◆ **STATED PROBLEM**
Separate out the lines that hold "name".

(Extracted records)

[BEGIN]

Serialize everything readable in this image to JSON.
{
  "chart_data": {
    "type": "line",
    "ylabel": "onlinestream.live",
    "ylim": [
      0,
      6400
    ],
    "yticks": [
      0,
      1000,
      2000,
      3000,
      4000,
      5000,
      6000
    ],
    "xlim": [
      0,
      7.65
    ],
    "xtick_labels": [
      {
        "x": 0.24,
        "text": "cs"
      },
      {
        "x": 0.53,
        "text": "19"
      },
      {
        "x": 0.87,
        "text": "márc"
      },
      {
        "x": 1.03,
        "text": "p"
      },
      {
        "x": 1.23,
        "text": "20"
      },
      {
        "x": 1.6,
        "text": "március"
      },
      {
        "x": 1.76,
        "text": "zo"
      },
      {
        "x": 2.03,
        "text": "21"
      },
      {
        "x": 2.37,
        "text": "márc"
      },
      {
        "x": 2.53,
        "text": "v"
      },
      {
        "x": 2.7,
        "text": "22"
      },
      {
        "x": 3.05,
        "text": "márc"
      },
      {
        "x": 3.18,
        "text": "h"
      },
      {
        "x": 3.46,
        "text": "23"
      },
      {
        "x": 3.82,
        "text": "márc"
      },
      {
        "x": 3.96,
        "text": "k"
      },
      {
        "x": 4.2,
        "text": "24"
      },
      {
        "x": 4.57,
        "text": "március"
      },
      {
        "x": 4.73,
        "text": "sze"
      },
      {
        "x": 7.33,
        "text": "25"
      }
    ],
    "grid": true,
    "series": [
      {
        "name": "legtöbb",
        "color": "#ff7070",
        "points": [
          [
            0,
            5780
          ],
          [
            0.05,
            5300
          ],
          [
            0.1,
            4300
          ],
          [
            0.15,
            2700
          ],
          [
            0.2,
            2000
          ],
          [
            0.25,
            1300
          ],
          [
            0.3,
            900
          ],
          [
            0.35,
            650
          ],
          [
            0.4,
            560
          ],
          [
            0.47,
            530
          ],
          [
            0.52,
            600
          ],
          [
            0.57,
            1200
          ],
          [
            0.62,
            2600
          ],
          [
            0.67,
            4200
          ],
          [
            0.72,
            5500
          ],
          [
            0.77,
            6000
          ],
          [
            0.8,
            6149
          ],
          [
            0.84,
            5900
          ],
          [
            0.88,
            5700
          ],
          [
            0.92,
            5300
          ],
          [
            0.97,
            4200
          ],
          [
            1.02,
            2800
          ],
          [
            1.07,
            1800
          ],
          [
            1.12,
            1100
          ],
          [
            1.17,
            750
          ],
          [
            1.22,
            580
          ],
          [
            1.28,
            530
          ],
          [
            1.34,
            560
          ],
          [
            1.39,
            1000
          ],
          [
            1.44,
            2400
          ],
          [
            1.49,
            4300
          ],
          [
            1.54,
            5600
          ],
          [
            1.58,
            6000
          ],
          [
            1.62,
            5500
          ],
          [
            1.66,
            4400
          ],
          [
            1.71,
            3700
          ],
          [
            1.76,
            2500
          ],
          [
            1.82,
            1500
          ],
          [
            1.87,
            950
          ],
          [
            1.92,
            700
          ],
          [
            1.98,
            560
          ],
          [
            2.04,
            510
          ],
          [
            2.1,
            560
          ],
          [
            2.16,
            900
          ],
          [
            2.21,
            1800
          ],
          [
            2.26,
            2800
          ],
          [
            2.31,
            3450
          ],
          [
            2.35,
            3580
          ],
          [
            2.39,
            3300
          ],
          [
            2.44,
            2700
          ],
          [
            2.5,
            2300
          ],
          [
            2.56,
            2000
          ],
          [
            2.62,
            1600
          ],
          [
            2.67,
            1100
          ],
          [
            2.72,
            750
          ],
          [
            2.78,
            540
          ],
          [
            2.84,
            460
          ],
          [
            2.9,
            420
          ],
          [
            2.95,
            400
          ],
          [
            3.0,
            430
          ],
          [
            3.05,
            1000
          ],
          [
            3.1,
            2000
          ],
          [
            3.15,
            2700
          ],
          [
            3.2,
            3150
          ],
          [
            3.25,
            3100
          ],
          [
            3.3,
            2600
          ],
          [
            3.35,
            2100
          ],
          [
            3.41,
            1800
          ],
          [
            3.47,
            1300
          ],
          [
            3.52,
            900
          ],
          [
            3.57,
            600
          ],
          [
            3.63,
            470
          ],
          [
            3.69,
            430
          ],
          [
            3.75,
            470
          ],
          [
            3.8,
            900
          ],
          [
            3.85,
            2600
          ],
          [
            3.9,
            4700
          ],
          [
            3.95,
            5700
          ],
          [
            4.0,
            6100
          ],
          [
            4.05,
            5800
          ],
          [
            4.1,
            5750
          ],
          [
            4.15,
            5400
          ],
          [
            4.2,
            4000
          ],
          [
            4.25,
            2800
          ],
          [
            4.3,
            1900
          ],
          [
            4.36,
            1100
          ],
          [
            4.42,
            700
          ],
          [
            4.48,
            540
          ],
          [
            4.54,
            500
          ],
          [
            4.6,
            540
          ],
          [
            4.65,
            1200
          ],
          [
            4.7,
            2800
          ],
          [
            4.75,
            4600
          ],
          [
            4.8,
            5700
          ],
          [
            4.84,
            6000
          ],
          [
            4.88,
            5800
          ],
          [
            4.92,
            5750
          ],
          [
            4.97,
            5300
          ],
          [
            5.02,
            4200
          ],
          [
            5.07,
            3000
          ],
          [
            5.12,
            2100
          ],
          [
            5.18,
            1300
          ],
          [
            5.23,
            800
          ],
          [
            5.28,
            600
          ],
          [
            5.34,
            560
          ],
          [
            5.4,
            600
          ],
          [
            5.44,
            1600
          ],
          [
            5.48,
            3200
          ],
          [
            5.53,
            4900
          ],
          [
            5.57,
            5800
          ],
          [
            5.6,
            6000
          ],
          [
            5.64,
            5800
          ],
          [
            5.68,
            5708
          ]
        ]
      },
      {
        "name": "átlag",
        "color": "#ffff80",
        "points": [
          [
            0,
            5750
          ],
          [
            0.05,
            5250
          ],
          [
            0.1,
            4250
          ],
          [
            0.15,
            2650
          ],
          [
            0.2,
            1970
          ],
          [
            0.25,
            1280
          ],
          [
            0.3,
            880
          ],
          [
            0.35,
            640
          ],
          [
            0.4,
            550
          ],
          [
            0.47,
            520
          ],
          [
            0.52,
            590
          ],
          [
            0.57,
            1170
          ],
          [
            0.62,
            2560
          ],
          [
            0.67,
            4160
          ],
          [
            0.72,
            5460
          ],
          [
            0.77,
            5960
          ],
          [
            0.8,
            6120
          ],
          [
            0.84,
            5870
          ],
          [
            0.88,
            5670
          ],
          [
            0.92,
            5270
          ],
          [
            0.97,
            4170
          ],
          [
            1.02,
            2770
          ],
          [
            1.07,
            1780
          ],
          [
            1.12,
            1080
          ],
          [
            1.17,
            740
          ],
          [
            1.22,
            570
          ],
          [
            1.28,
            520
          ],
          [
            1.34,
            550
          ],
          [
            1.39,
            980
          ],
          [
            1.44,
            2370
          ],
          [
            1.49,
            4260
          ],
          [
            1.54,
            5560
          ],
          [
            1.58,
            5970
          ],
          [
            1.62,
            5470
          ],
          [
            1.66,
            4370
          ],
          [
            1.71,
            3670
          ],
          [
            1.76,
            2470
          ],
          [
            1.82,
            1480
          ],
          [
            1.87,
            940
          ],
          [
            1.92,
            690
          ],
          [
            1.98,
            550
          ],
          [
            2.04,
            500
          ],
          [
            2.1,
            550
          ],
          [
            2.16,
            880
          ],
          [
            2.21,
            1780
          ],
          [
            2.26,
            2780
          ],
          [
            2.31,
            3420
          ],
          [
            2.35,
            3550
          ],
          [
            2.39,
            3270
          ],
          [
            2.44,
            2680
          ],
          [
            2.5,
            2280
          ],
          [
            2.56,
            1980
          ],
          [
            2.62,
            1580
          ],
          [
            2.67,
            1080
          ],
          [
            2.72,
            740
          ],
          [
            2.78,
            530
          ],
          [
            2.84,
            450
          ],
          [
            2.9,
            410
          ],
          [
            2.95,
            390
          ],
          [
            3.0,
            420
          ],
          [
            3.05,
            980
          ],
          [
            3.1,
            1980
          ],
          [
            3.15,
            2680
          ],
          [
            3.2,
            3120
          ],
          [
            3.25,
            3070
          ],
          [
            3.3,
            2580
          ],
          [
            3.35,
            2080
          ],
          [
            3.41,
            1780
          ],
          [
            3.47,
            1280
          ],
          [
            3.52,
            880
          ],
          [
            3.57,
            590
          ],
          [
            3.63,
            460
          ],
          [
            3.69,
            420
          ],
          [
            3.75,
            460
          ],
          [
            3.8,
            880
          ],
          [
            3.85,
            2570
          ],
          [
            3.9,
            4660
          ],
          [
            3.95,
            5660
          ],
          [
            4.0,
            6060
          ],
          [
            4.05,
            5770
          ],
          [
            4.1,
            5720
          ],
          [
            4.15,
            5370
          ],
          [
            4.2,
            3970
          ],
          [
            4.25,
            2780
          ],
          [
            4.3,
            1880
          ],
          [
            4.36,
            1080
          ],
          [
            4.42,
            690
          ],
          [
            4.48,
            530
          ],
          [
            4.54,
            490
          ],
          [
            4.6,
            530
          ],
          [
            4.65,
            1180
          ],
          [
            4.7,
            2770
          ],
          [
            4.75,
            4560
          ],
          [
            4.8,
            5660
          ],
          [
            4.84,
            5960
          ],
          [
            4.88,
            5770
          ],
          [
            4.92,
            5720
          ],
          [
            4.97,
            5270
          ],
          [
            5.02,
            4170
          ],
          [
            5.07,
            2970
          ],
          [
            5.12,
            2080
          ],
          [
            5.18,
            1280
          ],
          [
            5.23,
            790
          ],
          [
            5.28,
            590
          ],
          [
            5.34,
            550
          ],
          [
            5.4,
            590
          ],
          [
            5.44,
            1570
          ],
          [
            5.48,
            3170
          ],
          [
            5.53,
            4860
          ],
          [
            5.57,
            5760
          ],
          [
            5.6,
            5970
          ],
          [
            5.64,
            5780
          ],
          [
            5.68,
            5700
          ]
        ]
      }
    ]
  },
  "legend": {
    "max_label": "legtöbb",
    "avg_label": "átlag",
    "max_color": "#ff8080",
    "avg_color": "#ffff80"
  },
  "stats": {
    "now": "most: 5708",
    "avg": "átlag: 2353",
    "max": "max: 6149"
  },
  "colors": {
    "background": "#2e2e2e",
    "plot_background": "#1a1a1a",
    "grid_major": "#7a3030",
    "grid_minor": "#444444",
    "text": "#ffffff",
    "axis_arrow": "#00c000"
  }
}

[END]
[BEGIN]

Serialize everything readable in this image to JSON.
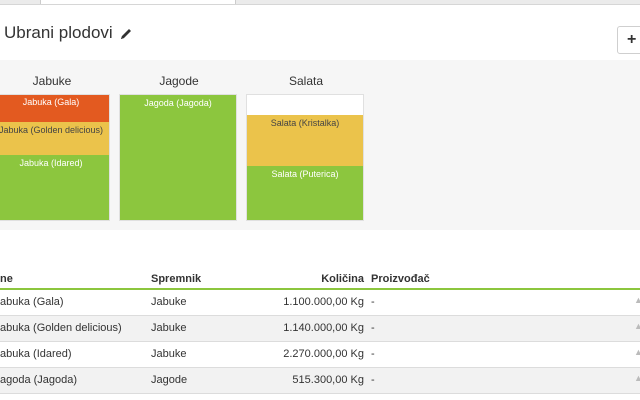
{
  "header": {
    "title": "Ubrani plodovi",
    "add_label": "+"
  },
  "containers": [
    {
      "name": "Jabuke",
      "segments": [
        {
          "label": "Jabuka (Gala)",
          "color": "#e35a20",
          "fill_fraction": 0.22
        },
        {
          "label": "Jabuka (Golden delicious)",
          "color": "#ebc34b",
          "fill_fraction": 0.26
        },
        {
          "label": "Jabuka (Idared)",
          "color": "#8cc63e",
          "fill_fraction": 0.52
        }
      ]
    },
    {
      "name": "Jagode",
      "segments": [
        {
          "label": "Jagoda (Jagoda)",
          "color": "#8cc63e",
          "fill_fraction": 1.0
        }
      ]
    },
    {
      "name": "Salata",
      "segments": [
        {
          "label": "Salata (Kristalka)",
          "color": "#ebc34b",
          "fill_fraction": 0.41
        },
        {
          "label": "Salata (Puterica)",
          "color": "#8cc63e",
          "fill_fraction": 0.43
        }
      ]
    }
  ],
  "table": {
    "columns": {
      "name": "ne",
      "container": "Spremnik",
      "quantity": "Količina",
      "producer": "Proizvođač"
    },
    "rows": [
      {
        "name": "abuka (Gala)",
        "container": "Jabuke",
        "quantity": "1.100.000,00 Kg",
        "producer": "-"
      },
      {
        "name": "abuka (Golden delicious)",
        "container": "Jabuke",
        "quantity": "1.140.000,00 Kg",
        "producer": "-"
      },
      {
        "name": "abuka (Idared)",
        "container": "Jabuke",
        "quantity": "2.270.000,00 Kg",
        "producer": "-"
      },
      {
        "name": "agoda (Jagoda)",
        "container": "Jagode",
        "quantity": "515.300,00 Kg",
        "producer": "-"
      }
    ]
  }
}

[END]

◆ **TASK SOLUTION**
        "name": "legtöbb",
        "name": "átlag",
      "name": "Jabuke",
      "name": "Jagode",
      "name": "Salata",
      "name": "ne",
        "name": "abuka (Gala)",
        "name": "abuka (Golden delicious)",
        "name": "abuka (Idared)",
        "name": "agoda (Jagoda)",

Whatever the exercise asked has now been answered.